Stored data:

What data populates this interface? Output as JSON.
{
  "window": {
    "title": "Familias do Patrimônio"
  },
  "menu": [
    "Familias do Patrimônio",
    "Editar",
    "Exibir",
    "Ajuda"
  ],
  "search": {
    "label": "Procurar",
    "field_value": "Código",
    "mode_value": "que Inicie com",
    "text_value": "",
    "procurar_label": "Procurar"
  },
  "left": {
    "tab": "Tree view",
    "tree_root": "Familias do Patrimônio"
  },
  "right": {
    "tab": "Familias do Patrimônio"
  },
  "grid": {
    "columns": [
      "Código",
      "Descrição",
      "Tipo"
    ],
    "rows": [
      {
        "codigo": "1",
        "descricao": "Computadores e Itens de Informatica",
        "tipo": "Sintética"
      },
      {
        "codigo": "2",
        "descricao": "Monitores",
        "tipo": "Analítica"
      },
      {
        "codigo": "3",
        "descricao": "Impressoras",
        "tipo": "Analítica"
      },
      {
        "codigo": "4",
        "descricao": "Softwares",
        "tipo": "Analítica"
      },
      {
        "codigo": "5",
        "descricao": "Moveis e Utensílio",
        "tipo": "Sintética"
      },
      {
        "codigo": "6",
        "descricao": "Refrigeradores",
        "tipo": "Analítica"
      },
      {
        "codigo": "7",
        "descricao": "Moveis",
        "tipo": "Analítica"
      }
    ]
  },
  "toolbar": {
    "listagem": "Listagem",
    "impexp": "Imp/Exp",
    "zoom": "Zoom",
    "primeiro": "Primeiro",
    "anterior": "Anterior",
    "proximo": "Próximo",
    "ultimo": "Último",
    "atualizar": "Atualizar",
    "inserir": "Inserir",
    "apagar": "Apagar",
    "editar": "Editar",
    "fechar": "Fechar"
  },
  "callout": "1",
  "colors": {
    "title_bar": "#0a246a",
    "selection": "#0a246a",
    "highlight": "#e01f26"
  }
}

→ Exercise task: Count the lines in the records above that contain the word "descricao", and give only that number.

→ Worked answer: 7